::: Extract provided :::

Could your mum move in 'temporarily' before she moves near your brother? I'm thinking she could suddenly appear and take over the spare room so he'd have to sleep on the couch. Crowd him out as it were.

Point being to make him as uncomfortable as you possibly can. Right now he's got it 'good', he comes and goes as he pleases, lives in a house that is most likely kept clean by you, and you try to avoid him as much as you can. Time to turn the tables, I think.

Thepeopleversuswork · 20/11/2022 14:40

aloris · 19/11/2022 21:32

You're not boyfriend and girlfriend. You are husband and wife. How do you be 'on a break' from being married? It's not a thing. Until you are divorced, he's just cheating.

Exactly this. "On a break" is the kind of language you would use if you were 15 and dating someone. You don't get to be "on a break" if you have made marriage vows. You're in or you're out. He sounds like a spoiled and immature turd.

It's a LTB from me.

GreenFingersWouldBeHandy · 20/11/2022 14:41

If he wants his own life, he needs to move out.

Yes, he's legally entitled to stay. Doesn't mean that he should do though, if he was decided the relationship is over and already seeing other people. Is he going to sneak women in while OP is at work? He has no respect for her as it is.

He needs to move out.

GreenFingersWouldBeHandy · 20/11/2022 14:43

*We’re on a break please leave me to peace and quiet in my own house. Please let me know your moving out date."

JosephFrancis · 20/11/2022 14:43

Oh, piss off@Zone2NorthLondon. Of course I wasn't saying her mates should come and beat him up. FFS, honestly. I despair of the comprehension on here sometimes. 🙄🙄

He's trying to make her feel like she's nothing to him while keeping her as an option for himself with this "break". I would say she show him that she's not going to be mooning around crying and waiting for him to settle for her. Having male friends around can give that firm message that he's not got her hanging on, he isn't The Man and he doesn't get to think he is. They don't have to be anything except men in a space he thinks is his and that he can come and go from without question and without any change affecting him....except it's 70% OPs, and if I were in her position (ever again) that's what I would do. That's how I would communicate. Through my actions, rather than my words.

::: Data extract :::

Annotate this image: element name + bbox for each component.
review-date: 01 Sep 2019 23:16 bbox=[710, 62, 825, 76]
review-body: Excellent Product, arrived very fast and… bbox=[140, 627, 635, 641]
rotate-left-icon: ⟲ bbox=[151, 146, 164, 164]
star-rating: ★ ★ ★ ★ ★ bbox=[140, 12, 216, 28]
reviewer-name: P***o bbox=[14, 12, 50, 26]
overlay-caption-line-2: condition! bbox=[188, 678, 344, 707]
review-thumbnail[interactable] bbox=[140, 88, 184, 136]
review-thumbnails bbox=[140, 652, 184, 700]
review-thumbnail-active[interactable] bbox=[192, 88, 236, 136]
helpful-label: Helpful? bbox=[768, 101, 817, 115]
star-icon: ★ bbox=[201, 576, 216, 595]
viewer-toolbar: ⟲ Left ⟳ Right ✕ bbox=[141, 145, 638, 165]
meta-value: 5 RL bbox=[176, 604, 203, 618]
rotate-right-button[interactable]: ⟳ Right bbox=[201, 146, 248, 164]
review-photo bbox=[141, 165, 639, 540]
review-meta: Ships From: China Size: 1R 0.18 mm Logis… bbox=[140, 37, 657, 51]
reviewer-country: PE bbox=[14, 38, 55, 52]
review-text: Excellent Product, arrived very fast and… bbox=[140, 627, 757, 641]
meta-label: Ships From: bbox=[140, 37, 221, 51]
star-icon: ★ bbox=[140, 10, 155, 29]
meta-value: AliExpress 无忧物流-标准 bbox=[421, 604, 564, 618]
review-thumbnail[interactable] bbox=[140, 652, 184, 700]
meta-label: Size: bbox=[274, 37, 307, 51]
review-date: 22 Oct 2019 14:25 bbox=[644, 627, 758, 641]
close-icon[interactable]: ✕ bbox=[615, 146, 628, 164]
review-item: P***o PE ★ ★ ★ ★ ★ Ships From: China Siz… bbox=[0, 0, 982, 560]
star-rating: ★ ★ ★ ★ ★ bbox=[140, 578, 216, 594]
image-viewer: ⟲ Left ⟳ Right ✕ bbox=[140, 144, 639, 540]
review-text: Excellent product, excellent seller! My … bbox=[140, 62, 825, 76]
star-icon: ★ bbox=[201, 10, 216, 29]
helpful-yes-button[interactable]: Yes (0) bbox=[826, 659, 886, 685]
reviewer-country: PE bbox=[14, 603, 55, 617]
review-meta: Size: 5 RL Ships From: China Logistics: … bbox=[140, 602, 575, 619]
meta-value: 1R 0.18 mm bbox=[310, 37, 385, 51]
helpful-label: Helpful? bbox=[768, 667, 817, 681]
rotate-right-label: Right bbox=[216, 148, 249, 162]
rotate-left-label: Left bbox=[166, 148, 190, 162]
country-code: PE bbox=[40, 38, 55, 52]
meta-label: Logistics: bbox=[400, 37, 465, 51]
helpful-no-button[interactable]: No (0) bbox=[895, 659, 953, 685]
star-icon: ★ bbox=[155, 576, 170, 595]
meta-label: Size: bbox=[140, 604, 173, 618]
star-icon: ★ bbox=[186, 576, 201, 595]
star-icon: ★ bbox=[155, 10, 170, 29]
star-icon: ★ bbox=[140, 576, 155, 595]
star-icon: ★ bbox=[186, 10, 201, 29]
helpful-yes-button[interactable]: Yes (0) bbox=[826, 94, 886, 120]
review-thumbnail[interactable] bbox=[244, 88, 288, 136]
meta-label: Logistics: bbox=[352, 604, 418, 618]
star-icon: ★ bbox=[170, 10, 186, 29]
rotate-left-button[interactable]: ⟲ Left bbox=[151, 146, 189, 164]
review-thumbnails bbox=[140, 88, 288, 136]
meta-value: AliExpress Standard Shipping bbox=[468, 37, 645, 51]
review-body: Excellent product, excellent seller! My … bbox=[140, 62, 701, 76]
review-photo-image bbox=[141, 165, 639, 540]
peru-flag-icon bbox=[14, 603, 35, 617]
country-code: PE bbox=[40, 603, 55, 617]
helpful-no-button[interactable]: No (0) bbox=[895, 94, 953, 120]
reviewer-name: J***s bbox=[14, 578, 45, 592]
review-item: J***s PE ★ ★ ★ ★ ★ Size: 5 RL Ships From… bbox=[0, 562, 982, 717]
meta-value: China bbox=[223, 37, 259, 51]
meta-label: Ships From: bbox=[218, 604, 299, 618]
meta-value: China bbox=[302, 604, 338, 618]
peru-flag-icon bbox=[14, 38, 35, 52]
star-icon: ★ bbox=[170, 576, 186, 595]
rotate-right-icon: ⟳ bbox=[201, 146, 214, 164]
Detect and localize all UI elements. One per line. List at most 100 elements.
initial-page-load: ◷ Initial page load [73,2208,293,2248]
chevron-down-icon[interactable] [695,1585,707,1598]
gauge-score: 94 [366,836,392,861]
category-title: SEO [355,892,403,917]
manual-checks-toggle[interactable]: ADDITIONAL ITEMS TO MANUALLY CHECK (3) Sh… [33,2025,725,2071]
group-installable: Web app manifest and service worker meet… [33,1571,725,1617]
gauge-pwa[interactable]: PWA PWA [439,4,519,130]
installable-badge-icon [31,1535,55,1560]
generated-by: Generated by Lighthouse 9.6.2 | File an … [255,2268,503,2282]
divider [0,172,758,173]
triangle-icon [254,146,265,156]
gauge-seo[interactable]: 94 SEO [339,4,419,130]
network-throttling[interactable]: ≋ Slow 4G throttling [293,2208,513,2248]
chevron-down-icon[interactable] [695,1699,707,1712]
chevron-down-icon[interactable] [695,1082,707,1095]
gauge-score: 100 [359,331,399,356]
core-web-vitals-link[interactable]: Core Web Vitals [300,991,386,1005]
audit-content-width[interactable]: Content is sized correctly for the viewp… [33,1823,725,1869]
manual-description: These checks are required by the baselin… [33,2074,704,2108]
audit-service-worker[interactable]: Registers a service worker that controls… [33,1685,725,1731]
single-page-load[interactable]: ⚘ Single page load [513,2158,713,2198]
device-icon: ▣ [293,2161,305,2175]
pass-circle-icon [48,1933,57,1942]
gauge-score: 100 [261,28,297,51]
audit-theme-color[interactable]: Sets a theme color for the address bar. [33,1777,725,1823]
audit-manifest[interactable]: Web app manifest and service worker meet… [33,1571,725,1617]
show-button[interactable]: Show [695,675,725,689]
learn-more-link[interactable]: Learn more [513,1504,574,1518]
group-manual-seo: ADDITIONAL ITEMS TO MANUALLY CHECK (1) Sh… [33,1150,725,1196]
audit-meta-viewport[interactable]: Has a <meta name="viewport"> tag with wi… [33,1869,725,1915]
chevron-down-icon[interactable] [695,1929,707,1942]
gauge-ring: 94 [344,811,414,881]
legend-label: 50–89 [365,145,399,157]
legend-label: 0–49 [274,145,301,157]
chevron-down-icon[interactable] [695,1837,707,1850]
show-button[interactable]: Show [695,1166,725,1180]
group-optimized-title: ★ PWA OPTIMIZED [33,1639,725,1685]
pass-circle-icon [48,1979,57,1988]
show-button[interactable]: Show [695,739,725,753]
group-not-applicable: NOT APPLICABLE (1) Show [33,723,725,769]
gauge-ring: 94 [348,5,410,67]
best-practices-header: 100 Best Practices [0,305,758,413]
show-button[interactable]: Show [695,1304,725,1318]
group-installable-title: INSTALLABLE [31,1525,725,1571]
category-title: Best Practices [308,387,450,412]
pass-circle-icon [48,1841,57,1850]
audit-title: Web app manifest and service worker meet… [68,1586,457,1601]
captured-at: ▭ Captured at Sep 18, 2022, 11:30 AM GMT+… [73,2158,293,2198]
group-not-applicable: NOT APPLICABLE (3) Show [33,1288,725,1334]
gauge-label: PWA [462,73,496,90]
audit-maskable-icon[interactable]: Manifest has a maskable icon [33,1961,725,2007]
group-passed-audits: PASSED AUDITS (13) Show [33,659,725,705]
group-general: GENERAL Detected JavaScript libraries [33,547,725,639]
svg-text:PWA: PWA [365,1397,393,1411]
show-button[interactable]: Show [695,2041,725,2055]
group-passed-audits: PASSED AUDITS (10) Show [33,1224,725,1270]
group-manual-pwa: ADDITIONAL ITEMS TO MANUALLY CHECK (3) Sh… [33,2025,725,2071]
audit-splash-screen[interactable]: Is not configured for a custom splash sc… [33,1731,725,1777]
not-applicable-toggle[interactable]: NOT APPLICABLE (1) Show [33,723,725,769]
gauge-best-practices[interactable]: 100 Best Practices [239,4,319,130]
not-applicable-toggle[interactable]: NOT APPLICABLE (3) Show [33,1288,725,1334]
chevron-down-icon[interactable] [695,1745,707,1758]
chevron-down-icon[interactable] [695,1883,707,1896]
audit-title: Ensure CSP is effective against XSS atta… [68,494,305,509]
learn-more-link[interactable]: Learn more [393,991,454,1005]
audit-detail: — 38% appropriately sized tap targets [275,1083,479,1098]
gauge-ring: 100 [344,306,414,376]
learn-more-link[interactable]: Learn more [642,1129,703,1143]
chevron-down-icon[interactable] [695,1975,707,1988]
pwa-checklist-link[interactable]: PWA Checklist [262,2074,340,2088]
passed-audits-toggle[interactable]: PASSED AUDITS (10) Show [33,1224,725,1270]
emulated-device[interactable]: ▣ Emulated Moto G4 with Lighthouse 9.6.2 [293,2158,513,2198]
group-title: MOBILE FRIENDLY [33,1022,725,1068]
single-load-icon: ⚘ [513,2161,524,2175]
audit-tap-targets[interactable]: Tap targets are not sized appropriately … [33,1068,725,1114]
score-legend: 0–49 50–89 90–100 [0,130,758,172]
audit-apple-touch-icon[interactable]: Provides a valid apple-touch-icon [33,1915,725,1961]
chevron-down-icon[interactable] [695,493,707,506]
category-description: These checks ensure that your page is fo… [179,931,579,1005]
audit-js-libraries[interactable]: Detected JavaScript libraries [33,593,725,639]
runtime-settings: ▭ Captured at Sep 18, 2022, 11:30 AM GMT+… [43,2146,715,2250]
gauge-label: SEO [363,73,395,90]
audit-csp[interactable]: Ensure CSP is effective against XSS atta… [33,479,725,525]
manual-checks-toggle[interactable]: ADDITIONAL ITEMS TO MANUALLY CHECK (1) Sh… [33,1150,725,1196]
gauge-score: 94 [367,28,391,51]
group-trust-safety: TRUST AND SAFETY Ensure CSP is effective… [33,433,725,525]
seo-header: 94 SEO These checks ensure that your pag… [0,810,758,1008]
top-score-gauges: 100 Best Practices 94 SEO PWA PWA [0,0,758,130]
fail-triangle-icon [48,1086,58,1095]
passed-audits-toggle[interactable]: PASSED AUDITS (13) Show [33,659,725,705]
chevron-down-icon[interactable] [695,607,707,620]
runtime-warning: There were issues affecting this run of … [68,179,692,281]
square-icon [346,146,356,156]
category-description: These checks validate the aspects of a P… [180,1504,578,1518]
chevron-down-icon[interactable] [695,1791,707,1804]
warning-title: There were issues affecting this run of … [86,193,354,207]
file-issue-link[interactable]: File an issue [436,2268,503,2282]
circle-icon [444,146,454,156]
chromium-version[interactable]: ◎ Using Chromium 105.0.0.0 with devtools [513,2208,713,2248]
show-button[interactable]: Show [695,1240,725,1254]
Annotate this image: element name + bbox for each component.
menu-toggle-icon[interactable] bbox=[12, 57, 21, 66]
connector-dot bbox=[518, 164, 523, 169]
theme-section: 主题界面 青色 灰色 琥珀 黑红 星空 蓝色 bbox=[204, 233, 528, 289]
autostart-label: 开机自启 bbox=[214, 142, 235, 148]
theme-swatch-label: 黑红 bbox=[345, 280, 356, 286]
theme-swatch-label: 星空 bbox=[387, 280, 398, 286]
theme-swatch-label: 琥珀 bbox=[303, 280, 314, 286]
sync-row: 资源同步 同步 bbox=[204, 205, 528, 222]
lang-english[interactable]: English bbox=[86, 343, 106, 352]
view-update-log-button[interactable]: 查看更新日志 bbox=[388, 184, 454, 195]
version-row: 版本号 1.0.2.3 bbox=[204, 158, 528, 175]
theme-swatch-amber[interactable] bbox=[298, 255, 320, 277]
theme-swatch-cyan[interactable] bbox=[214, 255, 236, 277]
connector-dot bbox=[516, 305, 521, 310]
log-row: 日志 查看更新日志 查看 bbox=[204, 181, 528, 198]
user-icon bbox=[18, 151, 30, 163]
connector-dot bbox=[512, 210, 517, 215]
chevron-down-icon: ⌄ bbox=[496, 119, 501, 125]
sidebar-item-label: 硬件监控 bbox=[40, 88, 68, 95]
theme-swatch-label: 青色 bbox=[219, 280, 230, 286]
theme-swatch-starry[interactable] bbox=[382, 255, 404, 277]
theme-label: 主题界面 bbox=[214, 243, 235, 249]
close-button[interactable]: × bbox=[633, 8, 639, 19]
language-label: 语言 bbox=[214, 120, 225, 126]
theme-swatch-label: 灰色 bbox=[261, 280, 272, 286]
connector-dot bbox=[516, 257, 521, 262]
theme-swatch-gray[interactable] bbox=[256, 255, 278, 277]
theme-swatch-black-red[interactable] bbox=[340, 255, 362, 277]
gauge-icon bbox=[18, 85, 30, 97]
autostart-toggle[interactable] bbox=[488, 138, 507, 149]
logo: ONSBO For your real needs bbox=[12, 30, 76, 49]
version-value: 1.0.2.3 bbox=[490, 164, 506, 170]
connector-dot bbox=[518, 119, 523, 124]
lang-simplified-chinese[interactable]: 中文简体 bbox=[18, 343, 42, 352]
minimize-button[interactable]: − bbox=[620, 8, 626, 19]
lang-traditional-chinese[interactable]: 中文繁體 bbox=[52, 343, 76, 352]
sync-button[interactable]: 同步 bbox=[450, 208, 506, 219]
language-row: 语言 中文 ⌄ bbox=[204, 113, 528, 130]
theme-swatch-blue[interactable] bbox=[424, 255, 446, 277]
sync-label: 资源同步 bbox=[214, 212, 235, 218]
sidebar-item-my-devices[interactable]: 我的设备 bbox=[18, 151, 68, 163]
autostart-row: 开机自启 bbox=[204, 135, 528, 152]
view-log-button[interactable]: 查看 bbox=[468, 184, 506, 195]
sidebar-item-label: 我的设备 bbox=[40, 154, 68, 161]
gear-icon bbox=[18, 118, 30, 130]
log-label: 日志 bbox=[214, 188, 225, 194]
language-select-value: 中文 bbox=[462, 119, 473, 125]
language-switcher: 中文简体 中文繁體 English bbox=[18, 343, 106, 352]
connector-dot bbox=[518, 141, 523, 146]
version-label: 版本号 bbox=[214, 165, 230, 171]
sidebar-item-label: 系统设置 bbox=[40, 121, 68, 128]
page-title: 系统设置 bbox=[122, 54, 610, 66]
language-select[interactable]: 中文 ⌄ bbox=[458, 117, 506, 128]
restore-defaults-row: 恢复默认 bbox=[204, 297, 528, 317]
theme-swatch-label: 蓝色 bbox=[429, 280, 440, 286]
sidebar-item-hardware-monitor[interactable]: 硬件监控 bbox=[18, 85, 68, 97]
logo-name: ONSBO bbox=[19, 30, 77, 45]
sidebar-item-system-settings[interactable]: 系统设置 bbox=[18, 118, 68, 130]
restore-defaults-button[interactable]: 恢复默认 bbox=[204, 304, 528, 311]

:::

Pick up the forum discussion about the husband who says he is "on a break" and continue it past its last sentence.

- _Answer space_:
And I said you don't have to sleep with anyone to make sure that nobody thought I was saying she should select a colleague to bang for revenge. But no, if there's a way to misinterpret, it will absolutely be grabbed and ran away with. 🙄

Zone2NorthLondon · 20/11/2022 14:49

@JosephFrancis so ease up on the whispery Phil Mitchell posts bout getting the boys over. All this having men in the space, what?Why? Is she a weak mere woman with her pomander, only a man in proximity can send a decisive message. You’re making yourself look daft. All the silly suggestions

BleuNoir · 20/11/2022 15:10

Talk to a solicitor. Sell the house or buy him out. Get rid of the fucking twat. He is utterly disrespectful. How dare he say "he's on a break". Like he can come back to you. No thanks. He's used goods after this.

You need to get very very strong OP and start thinking fast. Get this man out of your life once and for all. He'll never be what you want him to be.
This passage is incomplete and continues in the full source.